To do → Gather every line from the entries below that includes "number".

Supplied information →

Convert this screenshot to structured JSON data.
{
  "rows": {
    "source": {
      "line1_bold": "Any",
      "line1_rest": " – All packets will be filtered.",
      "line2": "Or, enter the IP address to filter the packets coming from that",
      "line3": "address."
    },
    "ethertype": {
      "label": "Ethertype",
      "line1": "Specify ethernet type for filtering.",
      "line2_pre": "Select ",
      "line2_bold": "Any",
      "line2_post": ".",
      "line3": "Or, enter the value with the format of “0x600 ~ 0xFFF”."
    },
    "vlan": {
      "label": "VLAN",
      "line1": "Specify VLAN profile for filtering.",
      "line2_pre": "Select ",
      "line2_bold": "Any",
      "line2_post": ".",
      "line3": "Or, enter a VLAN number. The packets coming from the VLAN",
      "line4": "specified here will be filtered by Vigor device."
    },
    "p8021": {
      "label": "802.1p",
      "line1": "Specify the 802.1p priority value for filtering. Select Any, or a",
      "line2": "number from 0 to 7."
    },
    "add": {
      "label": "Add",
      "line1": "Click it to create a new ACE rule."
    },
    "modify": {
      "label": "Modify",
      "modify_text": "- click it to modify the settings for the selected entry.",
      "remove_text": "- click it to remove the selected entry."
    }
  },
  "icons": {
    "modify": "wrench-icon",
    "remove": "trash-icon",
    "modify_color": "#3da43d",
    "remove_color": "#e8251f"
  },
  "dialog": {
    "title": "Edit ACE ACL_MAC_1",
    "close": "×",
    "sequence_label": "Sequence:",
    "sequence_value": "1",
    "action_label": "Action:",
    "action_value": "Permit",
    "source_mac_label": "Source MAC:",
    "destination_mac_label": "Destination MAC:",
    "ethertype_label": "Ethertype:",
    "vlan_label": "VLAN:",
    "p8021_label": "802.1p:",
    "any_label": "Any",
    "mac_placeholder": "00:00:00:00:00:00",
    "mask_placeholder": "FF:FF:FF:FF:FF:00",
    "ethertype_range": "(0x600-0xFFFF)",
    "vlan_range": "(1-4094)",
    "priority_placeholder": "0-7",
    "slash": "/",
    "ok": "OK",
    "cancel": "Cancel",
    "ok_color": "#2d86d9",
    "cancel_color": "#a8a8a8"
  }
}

Complete output →
      "line3": "Or, enter a VLAN number. The packets coming from the VLAN",
      "line2": "number from 0 to 7."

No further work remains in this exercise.